WORK TO COMPLETE -
Reproduce every entry exactly and leave its pictures out.
----- RECORD LIST -----
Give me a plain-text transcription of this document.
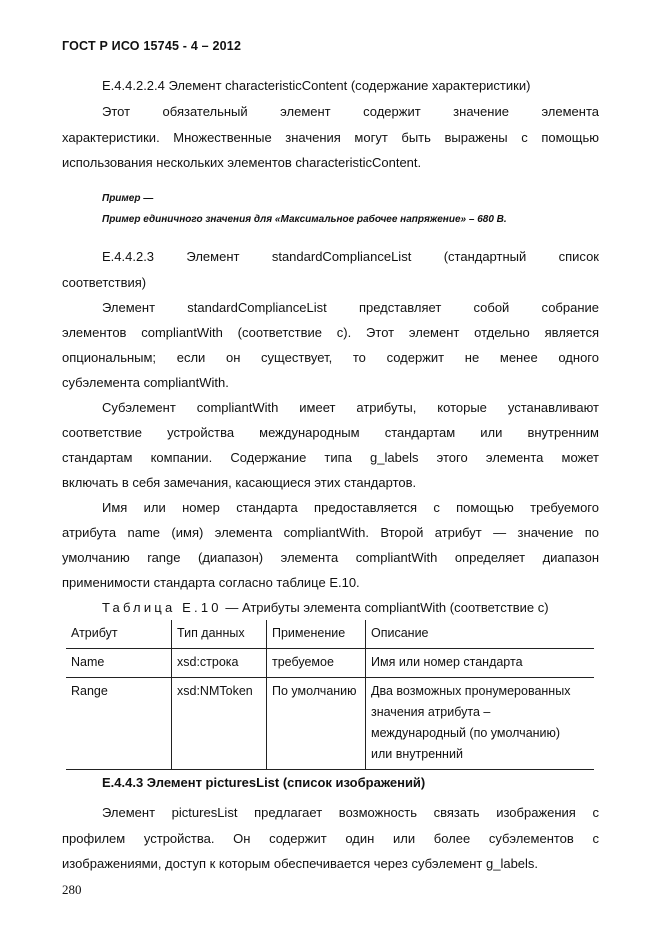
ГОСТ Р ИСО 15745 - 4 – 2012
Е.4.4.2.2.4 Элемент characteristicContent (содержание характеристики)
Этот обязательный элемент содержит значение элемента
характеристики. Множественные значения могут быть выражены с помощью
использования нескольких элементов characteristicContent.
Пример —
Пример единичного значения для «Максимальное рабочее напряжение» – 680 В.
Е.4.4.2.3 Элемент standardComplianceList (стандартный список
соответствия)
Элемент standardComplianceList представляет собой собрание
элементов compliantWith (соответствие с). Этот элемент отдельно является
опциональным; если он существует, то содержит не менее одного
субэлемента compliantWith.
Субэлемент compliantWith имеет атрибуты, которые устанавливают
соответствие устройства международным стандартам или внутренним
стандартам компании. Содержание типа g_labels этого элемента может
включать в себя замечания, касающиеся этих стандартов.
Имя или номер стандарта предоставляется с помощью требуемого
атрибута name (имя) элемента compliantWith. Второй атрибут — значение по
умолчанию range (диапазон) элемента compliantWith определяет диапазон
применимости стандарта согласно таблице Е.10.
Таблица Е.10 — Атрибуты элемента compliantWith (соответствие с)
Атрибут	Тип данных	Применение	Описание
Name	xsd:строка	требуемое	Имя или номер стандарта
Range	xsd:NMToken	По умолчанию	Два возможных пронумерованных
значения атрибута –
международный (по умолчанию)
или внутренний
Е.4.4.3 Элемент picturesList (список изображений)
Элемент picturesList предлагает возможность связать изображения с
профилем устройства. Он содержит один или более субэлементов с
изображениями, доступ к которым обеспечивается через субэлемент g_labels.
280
-----
EXERCISE SOLUTION -
Give me a plain-text transcription of this document.
ГОСТ Р ИСО 15745 - 4 – 2012
Е.4.4.2.2.4 Элемент characteristicContent (содержание характеристики)
Этот обязательный элемент содержит значение элемента
характеристики. Множественные значения могут быть выражены с помощью
использования нескольких элементов characteristicContent.
Пример —
Пример единичного значения для «Максимальное рабочее напряжение» – 680 В.
Е.4.4.2.3 Элемент standardComplianceList (стандартный список
соответствия)
Элемент standardComplianceList представляет собой собрание
элементов compliantWith (соответствие с). Этот элемент отдельно является
опциональным; если он существует, то содержит не менее одного
субэлемента compliantWith.
Субэлемент compliantWith имеет атрибуты, которые устанавливают
соответствие устройства международным стандартам или внутренним
стандартам компании. Содержание типа g_labels этого элемента может
включать в себя замечания, касающиеся этих стандартов.
Имя или номер стандарта предоставляется с помощью требуемого
атрибута name (имя) элемента compliantWith. Второй атрибут — значение по
умолчанию range (диапазон) элемента compliantWith определяет диапазон
применимости стандарта согласно таблице Е.10.
Таблица Е.10 — Атрибуты элемента compliantWith (соответствие с)
Атрибут	Тип данных	Применение	Описание
Name	xsd:строка	требуемое	Имя или номер стандарта
Range	xsd:NMToken	По умолчанию	Два возможных пронумерованных
значения атрибута –
международный (по умолчанию)
или внутренний
Е.4.4.3 Элемент picturesList (список изображений)
Элемент picturesList предлагает возможность связать изображения с
профилем устройства. Он содержит один или более субэлементов с
изображениями, доступ к которым обеспечивается через субэлемент g_labels.
280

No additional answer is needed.